(Stored items)
%%

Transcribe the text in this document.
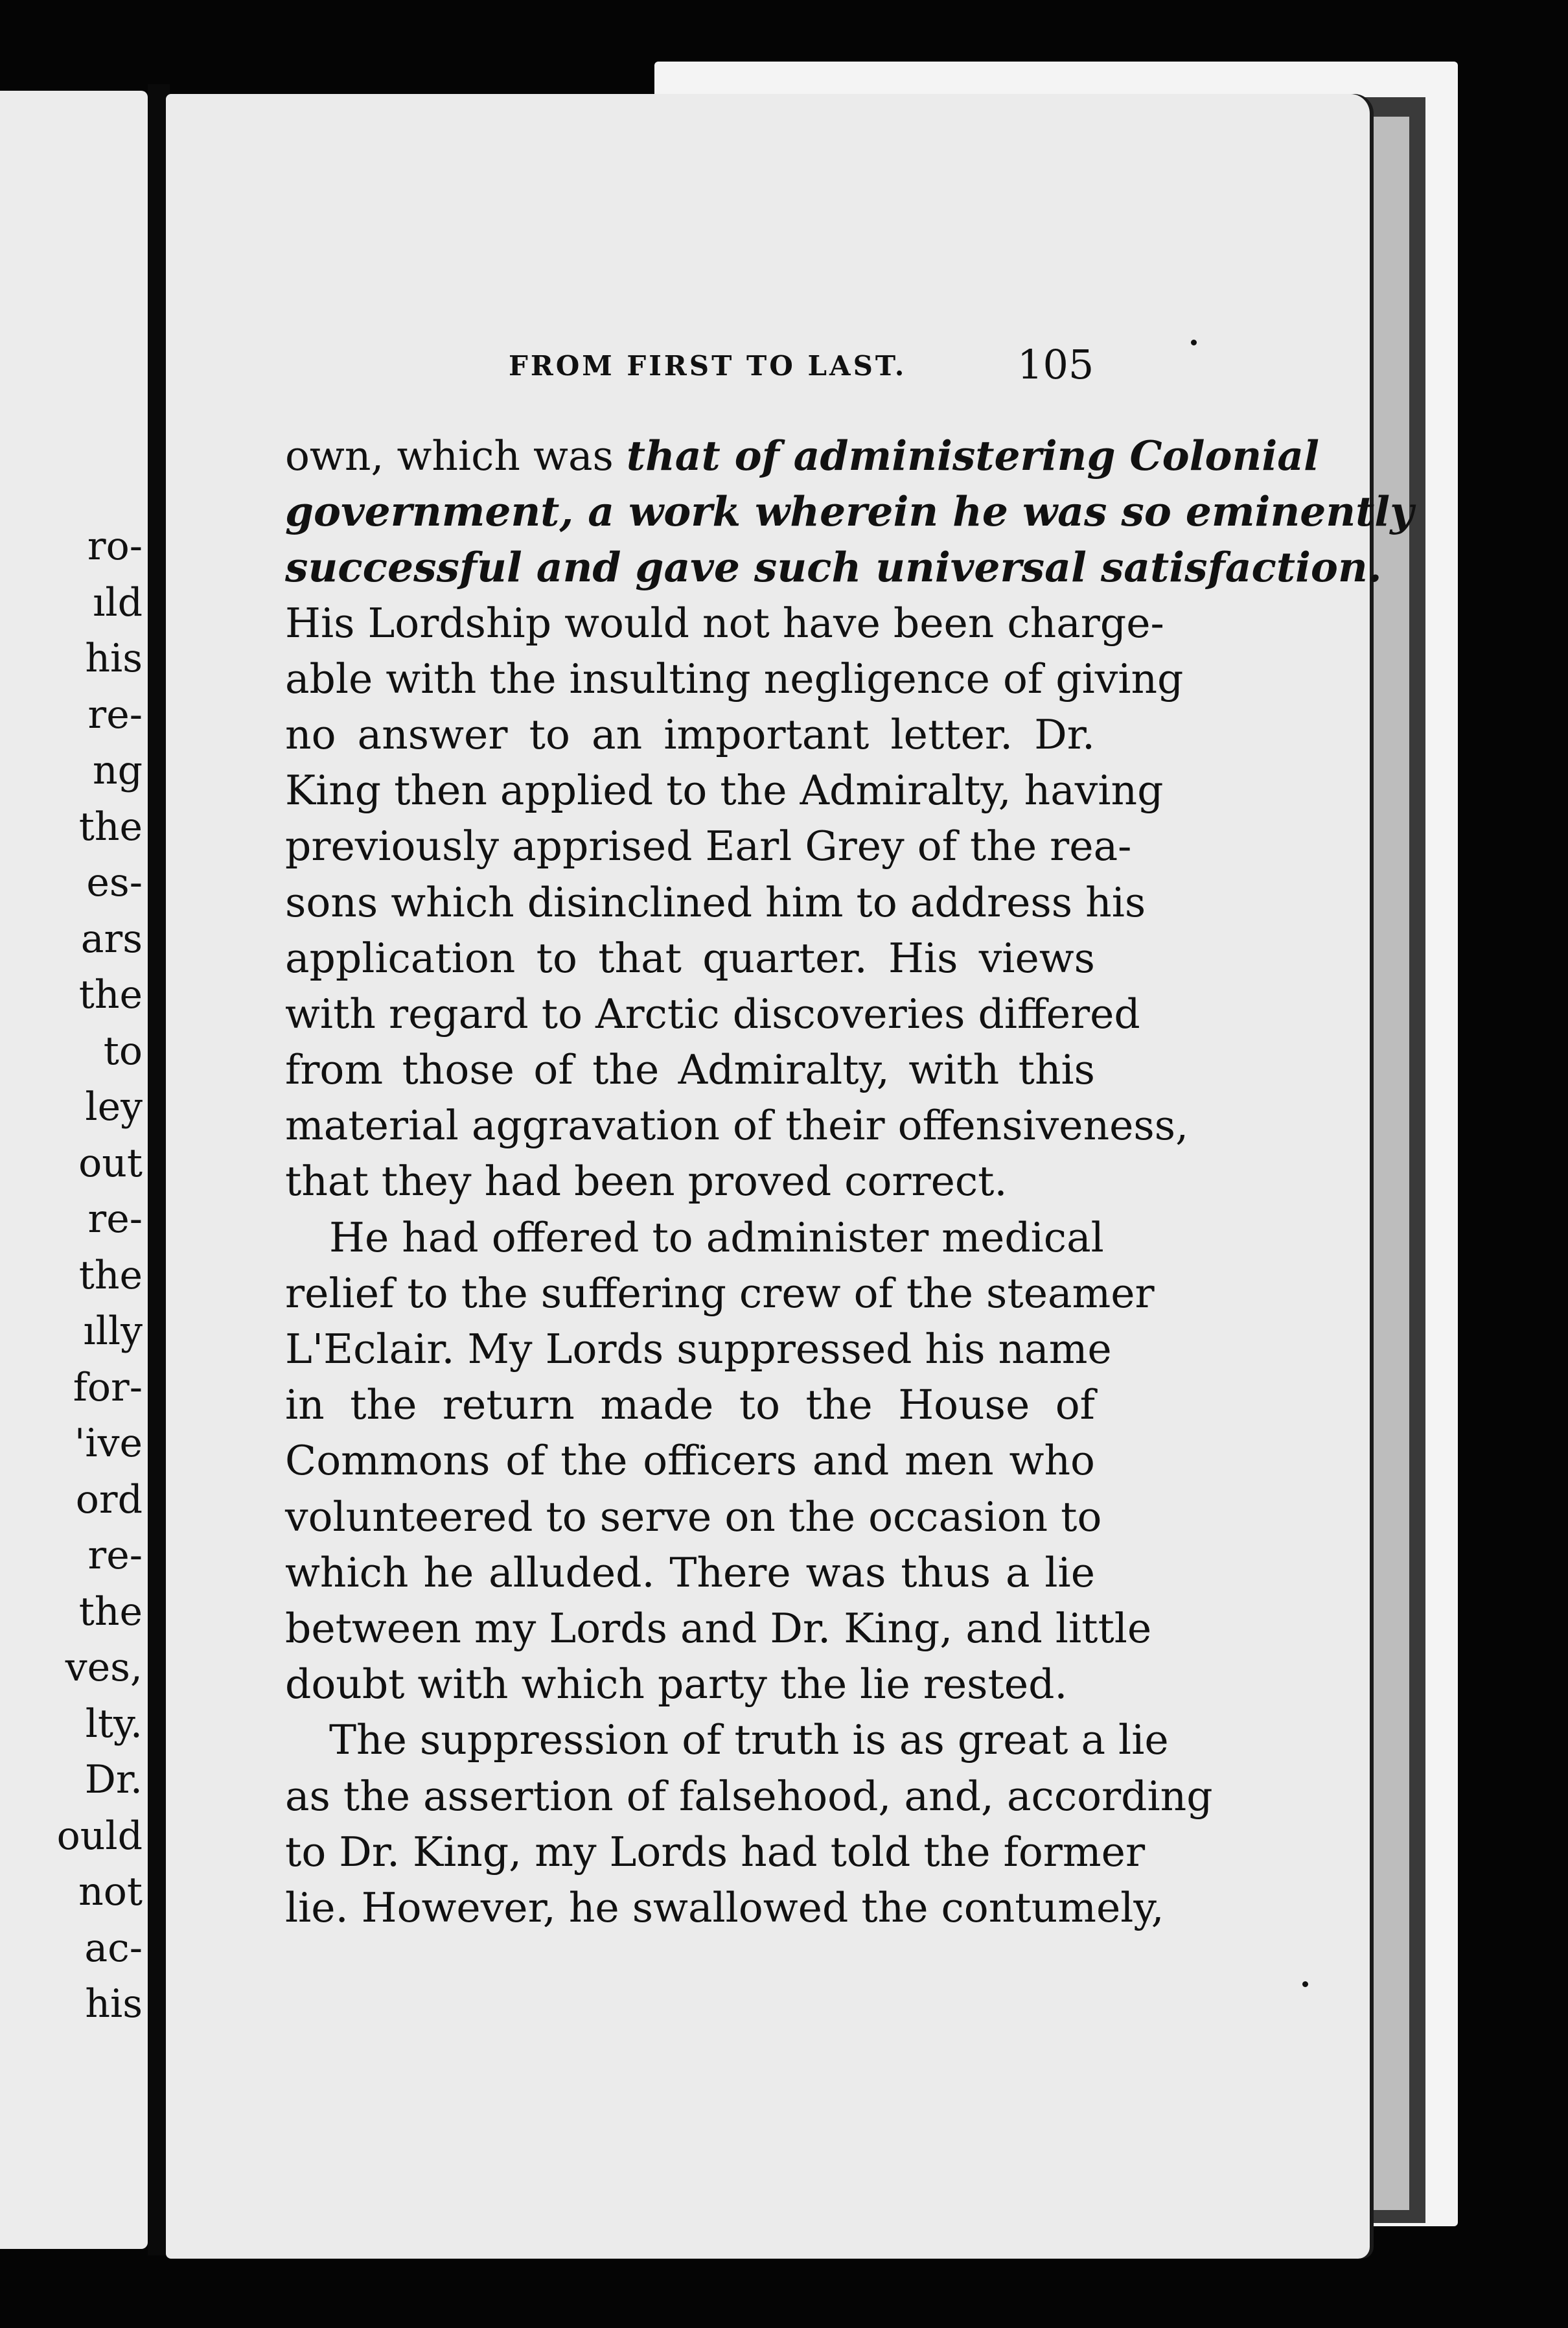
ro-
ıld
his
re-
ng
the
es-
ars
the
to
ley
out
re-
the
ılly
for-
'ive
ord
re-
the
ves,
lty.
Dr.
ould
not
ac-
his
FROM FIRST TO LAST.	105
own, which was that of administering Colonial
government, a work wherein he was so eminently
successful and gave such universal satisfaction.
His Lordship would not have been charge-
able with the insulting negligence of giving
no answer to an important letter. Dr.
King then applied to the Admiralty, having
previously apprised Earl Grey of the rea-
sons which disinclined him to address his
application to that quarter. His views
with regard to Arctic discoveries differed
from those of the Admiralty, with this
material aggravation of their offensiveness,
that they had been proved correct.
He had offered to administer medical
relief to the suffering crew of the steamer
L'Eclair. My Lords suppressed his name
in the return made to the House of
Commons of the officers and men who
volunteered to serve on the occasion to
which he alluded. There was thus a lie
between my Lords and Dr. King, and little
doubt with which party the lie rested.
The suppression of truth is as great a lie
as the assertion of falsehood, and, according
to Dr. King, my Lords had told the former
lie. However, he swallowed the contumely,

%%

Every line above should be repeated exactly; pictures stay out of the copy.

**ANSWER FOR THE TASK:**
Transcribe the text in this document.
ro-
ıld
his
re-
ng
the
es-
ars
the
to
ley
out
re-
the
ılly
for-
'ive
ord
re-
the
ves,
lty.
Dr.
ould
not
ac-
his
FROM FIRST TO LAST.	105
own, which was that of administering Colonial
government, a work wherein he was so eminently
successful and gave such universal satisfaction.
His Lordship would not have been charge-
able with the insulting negligence of giving
no answer to an important letter. Dr.
King then applied to the Admiralty, having
previously apprised Earl Grey of the rea-
sons which disinclined him to address his
application to that quarter. His views
with regard to Arctic discoveries differed
from those of the Admiralty, with this
material aggravation of their offensiveness,
that they had been proved correct.
He had offered to administer medical
relief to the suffering crew of the steamer
L'Eclair. My Lords suppressed his name
in the return made to the House of
Commons of the officers and men who
volunteered to serve on the occasion to
which he alluded. There was thus a lie
between my Lords and Dr. King, and little
doubt with which party the lie rested.
The suppression of truth is as great a lie
as the assertion of falsehood, and, according
to Dr. King, my Lords had told the former
lie. However, he swallowed the contumely,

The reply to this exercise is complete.